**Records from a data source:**
»»

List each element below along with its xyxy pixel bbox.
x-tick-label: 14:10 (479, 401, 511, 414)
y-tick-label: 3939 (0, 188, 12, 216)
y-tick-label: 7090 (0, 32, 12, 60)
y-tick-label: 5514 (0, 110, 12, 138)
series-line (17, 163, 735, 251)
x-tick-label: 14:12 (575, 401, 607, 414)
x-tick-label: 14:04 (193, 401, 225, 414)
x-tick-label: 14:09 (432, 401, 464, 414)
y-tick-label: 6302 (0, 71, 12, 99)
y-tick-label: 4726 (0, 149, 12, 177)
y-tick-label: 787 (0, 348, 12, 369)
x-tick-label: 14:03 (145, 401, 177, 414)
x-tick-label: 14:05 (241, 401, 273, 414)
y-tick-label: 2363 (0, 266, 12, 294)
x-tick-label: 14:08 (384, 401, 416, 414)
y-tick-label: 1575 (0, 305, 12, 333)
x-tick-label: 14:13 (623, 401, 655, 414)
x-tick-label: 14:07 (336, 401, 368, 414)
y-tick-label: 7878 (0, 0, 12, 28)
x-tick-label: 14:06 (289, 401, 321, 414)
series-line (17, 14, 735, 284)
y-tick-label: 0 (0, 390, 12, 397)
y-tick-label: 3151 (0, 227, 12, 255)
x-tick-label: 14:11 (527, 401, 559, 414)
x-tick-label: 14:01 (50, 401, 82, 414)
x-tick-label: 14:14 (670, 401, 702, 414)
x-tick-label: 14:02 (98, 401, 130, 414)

««

**Work to complete:** Can you write out every row above again, word for word and in the same order?

**Worked solution:**
List each element below along with its xyxy pixel bbox.
x-tick-label: 14:10 (479, 401, 511, 414)
y-tick-label: 3939 (0, 188, 12, 216)
y-tick-label: 7090 (0, 32, 12, 60)
y-tick-label: 5514 (0, 110, 12, 138)
series-line (17, 163, 735, 251)
x-tick-label: 14:12 (575, 401, 607, 414)
x-tick-label: 14:04 (193, 401, 225, 414)
x-tick-label: 14:09 (432, 401, 464, 414)
y-tick-label: 6302 (0, 71, 12, 99)
y-tick-label: 4726 (0, 149, 12, 177)
y-tick-label: 787 (0, 348, 12, 369)
x-tick-label: 14:03 (145, 401, 177, 414)
x-tick-label: 14:05 (241, 401, 273, 414)
y-tick-label: 2363 (0, 266, 12, 294)
x-tick-label: 14:08 (384, 401, 416, 414)
y-tick-label: 1575 (0, 305, 12, 333)
x-tick-label: 14:13 (623, 401, 655, 414)
x-tick-label: 14:07 (336, 401, 368, 414)
y-tick-label: 7878 (0, 0, 12, 28)
x-tick-label: 14:06 (289, 401, 321, 414)
series-line (17, 14, 735, 284)
y-tick-label: 0 (0, 390, 12, 397)
y-tick-label: 3151 (0, 227, 12, 255)
x-tick-label: 14:11 (527, 401, 559, 414)
x-tick-label: 14:01 (50, 401, 82, 414)
x-tick-label: 14:14 (670, 401, 702, 414)
x-tick-label: 14:02 (98, 401, 130, 414)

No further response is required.